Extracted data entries
+ + + +
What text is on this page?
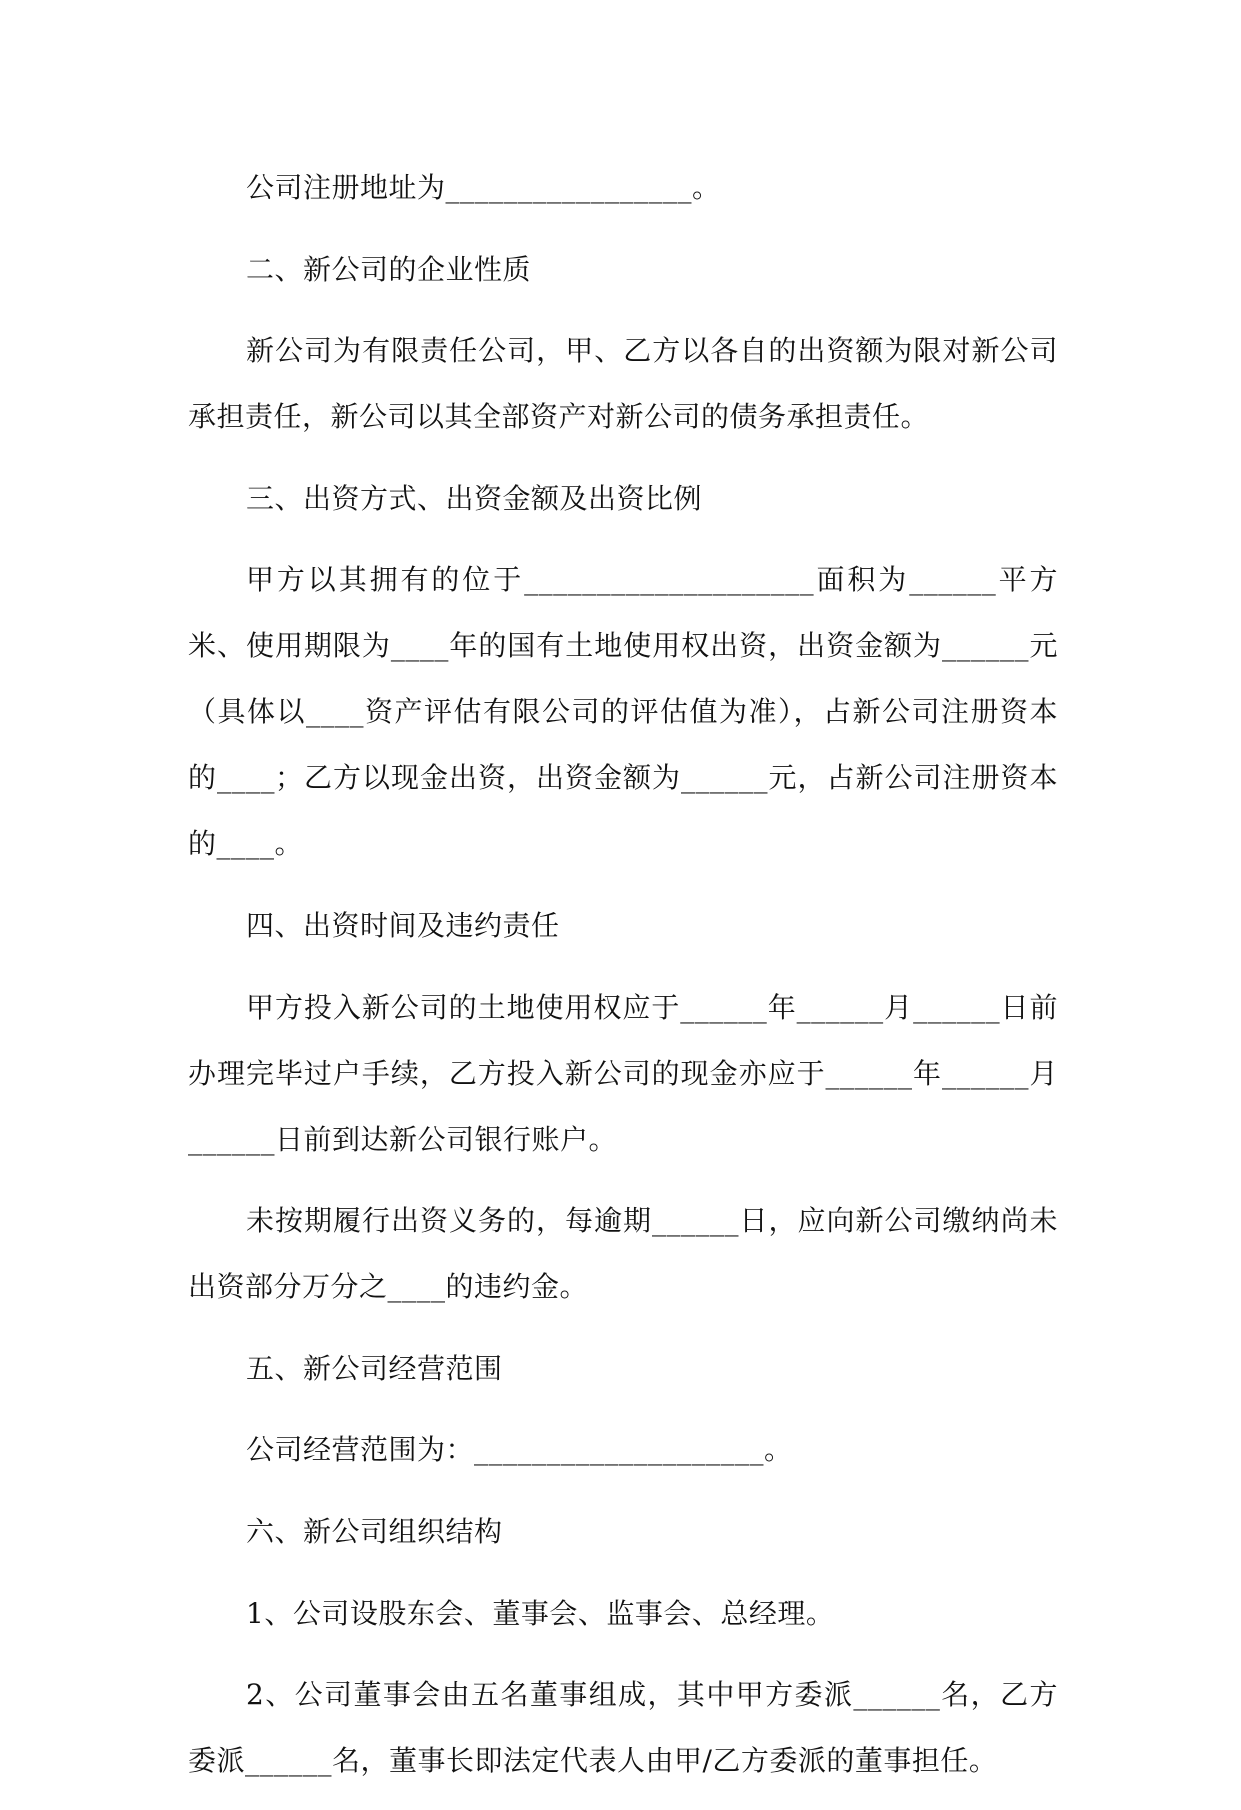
公司注册地址为_________________。

二、新公司的企业性质

新公司为有限责任公司，甲、乙方以各自的出资额为限对新公司承担责任，新公司以其全部资产对新公司的债务承担责任。

三、出资方式、出资金额及出资比例

甲方以其拥有的位于____________________面积为______平方米、使用期限为____年的国有土地使用权出资，出资金额为______元（具体以____资产评估有限公司的评估值为准），占新公司注册资本的____；乙方以现金出资，出资金额为______元，占新公司注册资本的____。

四、出资时间及违约责任

甲方投入新公司的土地使用权应于______年______月______日前办理完毕过户手续，乙方投入新公司的现金亦应于______年______月______日前到达新公司银行账户。

未按期履行出资义务的，每逾期______日，应向新公司缴纳尚未出资部分万分之____的违约金。

五、新公司经营范围

公司经营范围为：____________________。

六、新公司组织结构

1、公司设股东会、董事会、监事会、总经理。

2、公司董事会由五名董事组成，其中甲方委派______名，乙方委派______名，董事长即法定代表人由甲/乙方委派的董事担任。
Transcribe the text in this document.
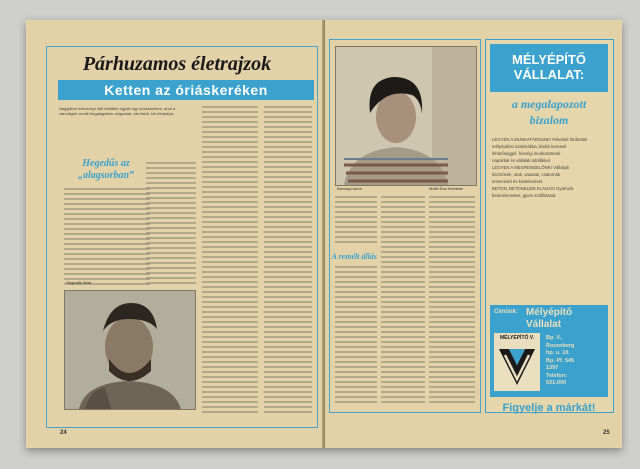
Párhuzamos életrajzok
Ketten az óriáskeréken
Nagyjából évtizednyi időt töltöttek együtt egy óriáskeréken, ahol a városligeti vurstli forgatagában dolgoztak; két fiatal, két életpálya.
Hegedűs az
„alagsorban”

Hegedűs Béla

24

Bánsági Anna	Mellit Éva felvételei

A remélt állás
MÉLYÉPÍTŐ
VÁLLALAT:

a megalapozott
bizalom

LEGYEN A MUNKATÁRSUNK! Felvételt hirdetünk
mélyépítési szakmákba, kiváló kereseti
lehetőséggel, hétvégi munkaszüneti
napokkal és vállalati üdülőkkel.
LEGYEN A MEGRENDELŐNK! Vállaljuk
közművek, utak, vasutak, csatornák
tervezését és kivitelezését.
BETON, BETONELEM ELADÁS! Gyártunk
betonelemeket, gyors szállítással.

Címünk: Mélyépítő
Vállalat

MÉLYÉPÍTŐ V.	Bp. V.,
Rozenberg
hp. u. 10.
Bp. Pf. 545
1397
Telefon:
531-000

Figyelje a márkát!

25
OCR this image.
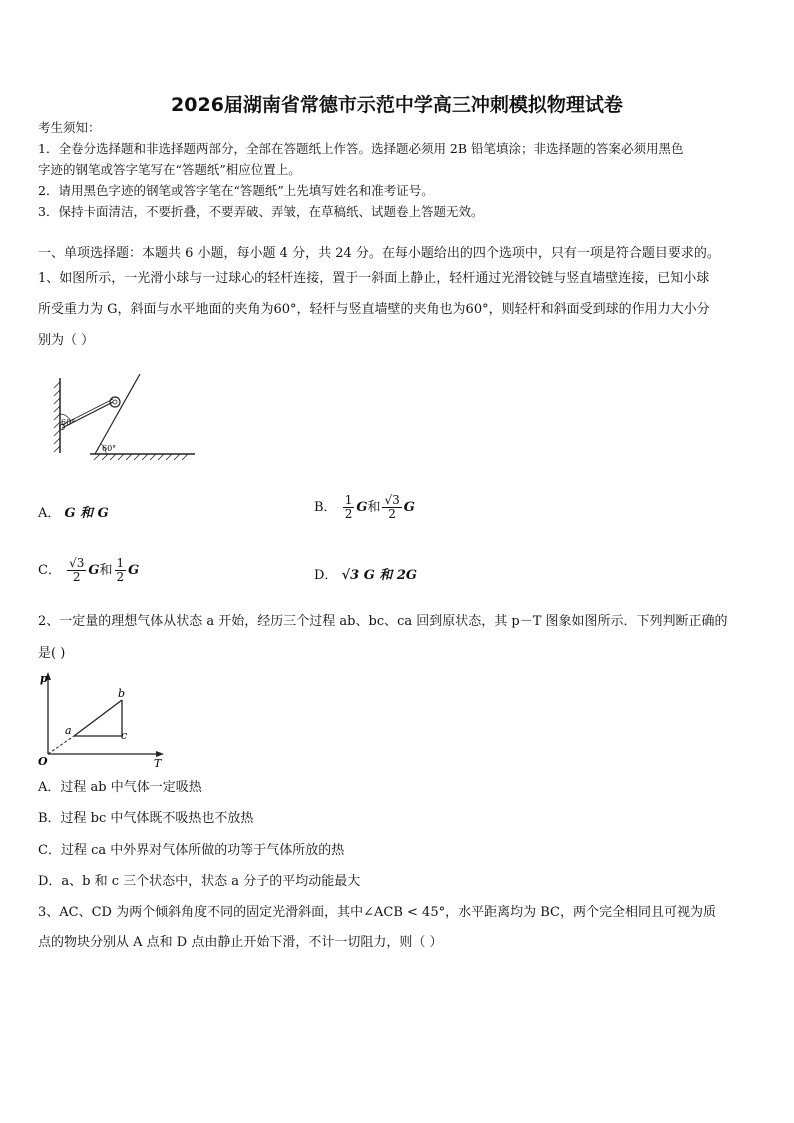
2026届湖南省常德市示范中学高三冲刺模拟物理试卷
考生须知：
1．全卷分选择题和非选择题两部分，全部在答题纸上作答。选择题必须用 2B 铅笔填涂；非选择题的答案必须用黑色
字迹的钢笔或答字笔写在“答题纸”相应位置上。
2．请用黑色字迹的钢笔或答字笔在“答题纸”上先填写姓名和准考证号。
3．保持卡面清洁，不要折叠，不要弄破、弄皱，在草稿纸、试题卷上答题无效。
一、单项选择题：本题共 6 小题，每小题 4 分，共 24 分。在每小题给出的四个选项中，只有一项是符合题目要求的。
1、如图所示，一光滑小球与一过球心的轻杆连接，置于一斜面上静止，轻杆通过光滑铰链与竖直墙壁连接，已知小球
所受重力为 G，斜面与水平地面的夹角为60°，轻杆与竖直墙壁的夹角也为60°，则轻杆和斜面受到球的作用力大小分
别为（ ）
60°
60°
A． G 和 G	B． $\frac{1}{2}$ G和 $\frac{√3}{2}$ G
C． $\frac{√3}{2}$ G和 $\frac{1}{2}$ G	D． √3 G 和 2G
2、一定量的理想气体从状态 a 开始，经历三个过程 ab、bc、ca 回到原状态，其 p－T 图象如图所示．下列判断正确的
是( )
p
T
O
a
b
c
A．过程 ab 中气体一定吸热
B．过程 bc 中气体既不吸热也不放热
C．过程 ca 中外界对气体所做的功等于气体所放的热
D．a、b 和 c 三个状态中，状态 a 分子的平均动能最大
3、AC、CD 为两个倾斜角度不同的固定光滑斜面，其中∠ACB < 45°，水平距离均为 BC，两个完全相同且可视为质
点的物块分别从 A 点和 D 点由静止开始下滑，不计一切阻力，则（ ）
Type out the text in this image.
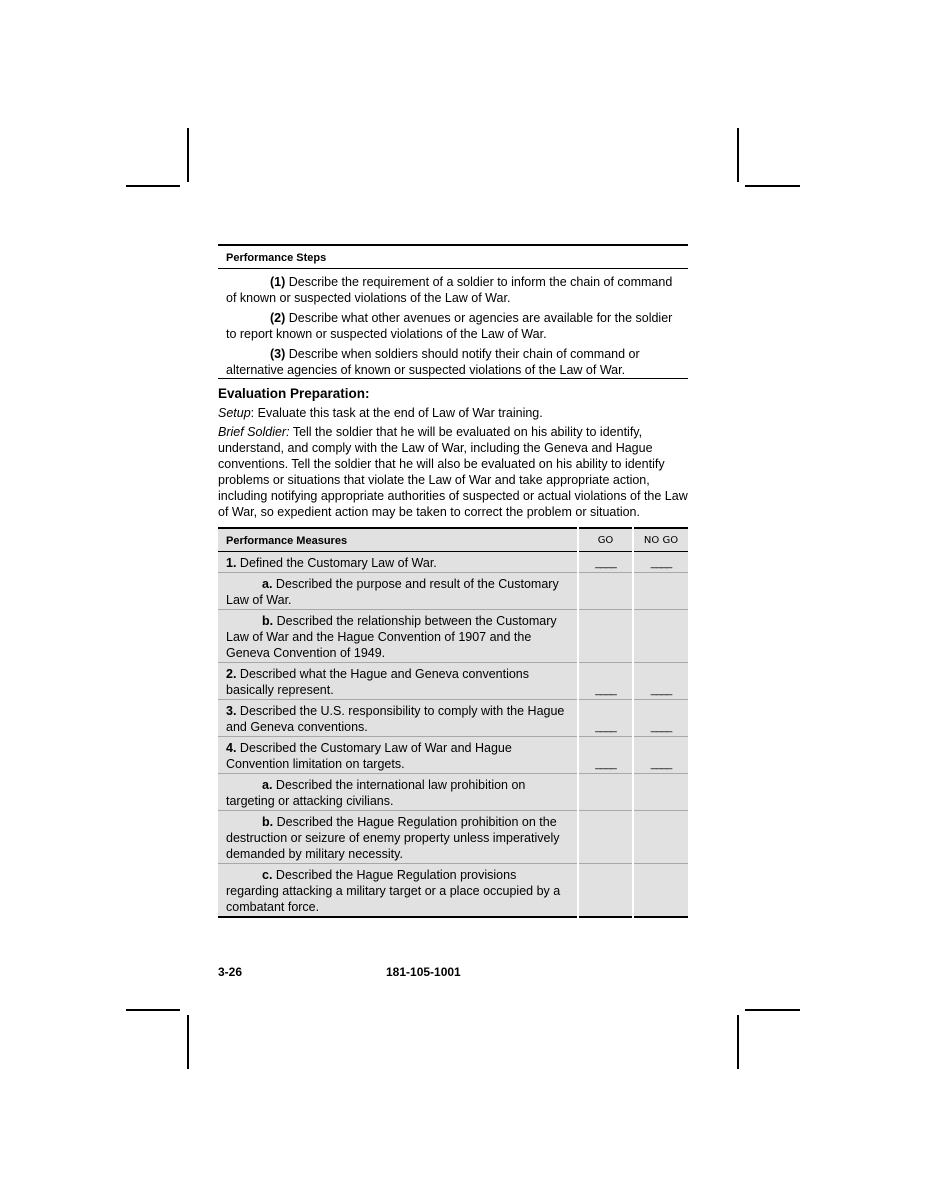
Performance Steps
(1) Describe the requirement of a soldier to inform the chain of command of known or suspected violations of the Law of War.
(2) Describe what other avenues or agencies are available for the soldier to report known or suspected violations of the Law of War.
(3) Describe when soldiers should notify their chain of command or alternative agencies of known or suspected violations of the Law of War.
Evaluation Preparation:
Setup: Evaluate this task at the end of Law of War training.
Brief Soldier: Tell the soldier that he will be evaluated on his ability to identify, understand, and comply with the Law of War, including the Geneva and Hague conventions. Tell the soldier that he will also be evaluated on his ability to identify problems or situations that violate the Law of War and take appropriate action, including notifying appropriate authorities of suspected or actual violations of the Law of War, so expedient action may be taken to correct the problem or situation.
Performance Measures	GO	NO GO

1. Defined the Customary Law of War.	____	____

a. Described the purpose and result of the Customary Law of War.		

b. Described the relationship between the Customary Law of War and the Hague Convention of 1907 and the Geneva Convention of 1949.		

2. Described what the Hague and Geneva conventions basically represent.	____	____

3. Described the U.S. responsibility to comply with the Hague and Geneva conventions.	____	____

4. Described the Customary Law of War and Hague Convention limitation on targets.	____	____

a. Described the international law prohibition on targeting or attacking civilians.		

b. Described the Hague Regulation prohibition on the destruction or seizure of enemy property unless imperatively demanded by military necessity.		

c. Described the Hague Regulation provisions regarding attacking a military target or a place occupied by a combatant force.		

3-26	181-105-1001
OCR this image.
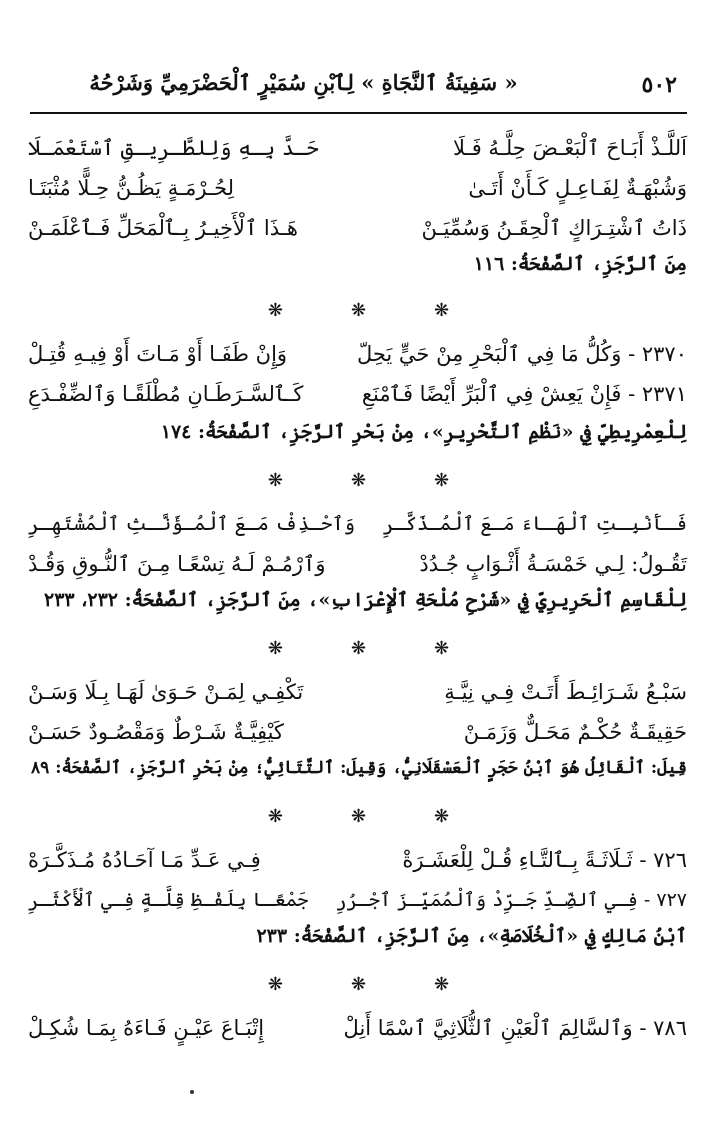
٥٠٢
« سَفِينَةُ ٱلنَّجَاةِ » لِٱبْنِ سُمَيْرٍ ٱلْحَضْرَمِيِّ وَشَرْحُهُ
اَللَّـذْ أَبَـاحَ ٱلْبَعْـضَ حِلَّـهُ فَـلَا
حَـدَّ بِـهِ وَلِلطَّـرِيـقِ ٱسْتَعْمَـلَا
وَشُبْهَـةٌ لِفَـاعِـلٍ كَـأَنْ أَتَـىٰ
لِحُـرْمَـةٍ يَظُـنُّ حِـلًّا مُثْبَتَـا
ذَاتُ ٱشْتِـرَاكٍ ٱلْحِقَـنُ وَسُمِّيَـنْ
هَـذَا ٱلْأَخِيـرُ بِـٱلْمَحَلِّ فَـٱعْلَمَـنْ
مِنَ ٱلرَّجَزِ، ٱلصَّفْحَةُ: ١١٦
❋	❋	❋
٢٣٧٠ - وَكُلُّ مَا فِي ٱلْبَحْرِ مِنْ حَيٍّ يَحِلّ
وَإِنْ طَفَـا أَوْ مَـاتَ أَوْ فِيـهِ قُتِـلْ
٢٣٧١ - فَإِنْ يَعِشْ فِي ٱلْبَرِّ أَيْضًا فَٱمْنَعِ
كَـٱلسَّـرَطَـانِ مُطْلَقًـا وَٱلضِّفْـدَعِ
لِلْعِمْرِيطِيِّ فِي «نَظْمِ ٱلتَّحْرِيرِ»، مِنْ بَحْرِ ٱلرَّجَزِ، ٱلصَّفْحَةُ: ١٧٤
❋	❋	❋
فَـأَنْبِـتِ ٱلْهَـاءَ مَـعَ ٱلْمُـذَكَّـرِ
وَٱحْـذِفْ مَـعَ ٱلْمُـؤَنَّـثِ ٱلْمُشْتَهِـرِ
تَقُـولُ: لِـي خَمْسَـةُ أَثْـوَابٍ جُـدُدْ
وَٱرْمُـمْ لَـهُ تِسْعًـا مِـنَ ٱلنُّـوقِ وَقُـدْ
لِلْقَاسِمِ ٱلْحَرِيرِيِّ فِي «شَرْحِ مُلْحَةِ ٱلْإِعْرَابِ»، مِنَ ٱلرَّجَزِ، ٱلصَّفْحَةُ: ٢٣٢، ٢٣٣
❋	❋	❋
سَبْـعُ شَـرَائِـطَ أَتَـتْ فِـي نِيَّـةِ
تَكْفِـي لِمَـنْ حَـوَىٰ لَهَـا بِـلَا وَسَـنْ
حَقِيقَـةٌ حُكْـمٌ مَحَـلٌّ وَزَمَـنْ
كَيْفِيَّـةٌ شَـرْطٌ وَمَقْصُـودٌ حَسَـنْ
قِيلَ: ٱلْقَائِلُ هُوَ ٱبْنُ حَجَرٍ ٱلْعَسْقَلَانِيُّ، وَقِيلَ: ٱلتَّتَائِيُّ؛ مِنْ بَحْرِ ٱلرَّجَزِ، ٱلصَّفْحَةُ: ٨٩
❋	❋	❋
٧٢٦ - ثَـلَاثَـةً بِـٱلتَّـاءِ قُـلْ لِلْعَشَـرَةْ
فِـي عَـدِّ مَـا آحَـادُهُ مُـذَكَّـرَهْ
٧٢٧ - فِـي ٱلضِّـدِّ جَـرِّدْ وَٱلْمُمَيِّـزَ ٱجْـرُرِ
جَمْعًـا بِلَفْـظِ قِلَّـةٍ فِـي ٱلْأَكْثَـرِ
ٱبْنُ مَالِكٍ فِي «ٱلْخُلَاصَةِ»، مِنَ ٱلرَّجَزِ، ٱلصَّفْحَةُ: ٢٣٣
❋	❋	❋
٧٨٦ - وَٱلسَّالِمَ ٱلْعَيْنِ ٱلثُّلَاثِيَّ ٱسْمًا أَنِلْ
إِتْبَـاعَ عَيْـنٍ فَـاءَهُ بِمَـا شُكِـلْ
+ + + +
[Problem statement]
Gather all lines where the word "Customary" appears.

[Worked answer]
1. Defined the Customary Law of War.	____	____
a. Described the purpose and result of the Customary Law of War.		
b. Described the relationship between the Customary Law of War and the Hague Convention of 1907 and the Geneva Convention of 1949.		
4. Described the Customary Law of War and Hague Convention limitation on targets.	____	____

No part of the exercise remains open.